• _Task description_: Would you write out the entries below, every one of them, exactly?
====
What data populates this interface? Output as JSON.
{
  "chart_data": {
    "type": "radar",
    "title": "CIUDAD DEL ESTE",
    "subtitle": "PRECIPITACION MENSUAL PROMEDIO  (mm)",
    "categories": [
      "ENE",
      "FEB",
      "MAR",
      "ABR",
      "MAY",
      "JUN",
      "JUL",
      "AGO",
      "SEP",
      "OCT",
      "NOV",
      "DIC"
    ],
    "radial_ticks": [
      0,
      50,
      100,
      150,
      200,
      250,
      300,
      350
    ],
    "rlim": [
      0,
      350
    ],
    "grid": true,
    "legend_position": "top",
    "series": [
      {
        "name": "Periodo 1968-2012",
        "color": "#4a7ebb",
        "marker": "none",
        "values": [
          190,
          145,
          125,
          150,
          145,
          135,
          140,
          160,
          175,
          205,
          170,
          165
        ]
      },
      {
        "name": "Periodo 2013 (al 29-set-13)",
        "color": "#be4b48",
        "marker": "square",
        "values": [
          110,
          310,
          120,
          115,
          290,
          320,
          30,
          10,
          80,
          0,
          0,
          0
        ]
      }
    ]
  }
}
====
• _Output for this exercise_:
What data populates this interface? Output as JSON.
{
  "chart_data": {
    "type": "radar",
    "title": "CIUDAD DEL ESTE",
    "subtitle": "PRECIPITACION MENSUAL PROMEDIO  (mm)",
    "categories": [
      "ENE",
      "FEB",
      "MAR",
      "ABR",
      "MAY",
      "JUN",
      "JUL",
      "AGO",
      "SEP",
      "OCT",
      "NOV",
      "DIC"
    ],
    "radial_ticks": [
      0,
      50,
      100,
      150,
      200,
      250,
      300,
      350
    ],
    "rlim": [
      0,
      350
    ],
    "grid": true,
    "legend_position": "top",
    "series": [
      {
        "name": "Periodo 1968-2012",
        "color": "#4a7ebb",
        "marker": "none",
        "values": [
          190,
          145,
          125,
          150,
          145,
          135,
          140,
          160,
          175,
          205,
          170,
          165
        ]
      },
      {
        "name": "Periodo 2013 (al 29-set-13)",
        "color": "#be4b48",
        "marker": "square",
        "values": [
          110,
          310,
          120,
          115,
          290,
          320,
          30,
          10,
          80,
          0,
          0,
          0
        ]
      }
    ]
  }
}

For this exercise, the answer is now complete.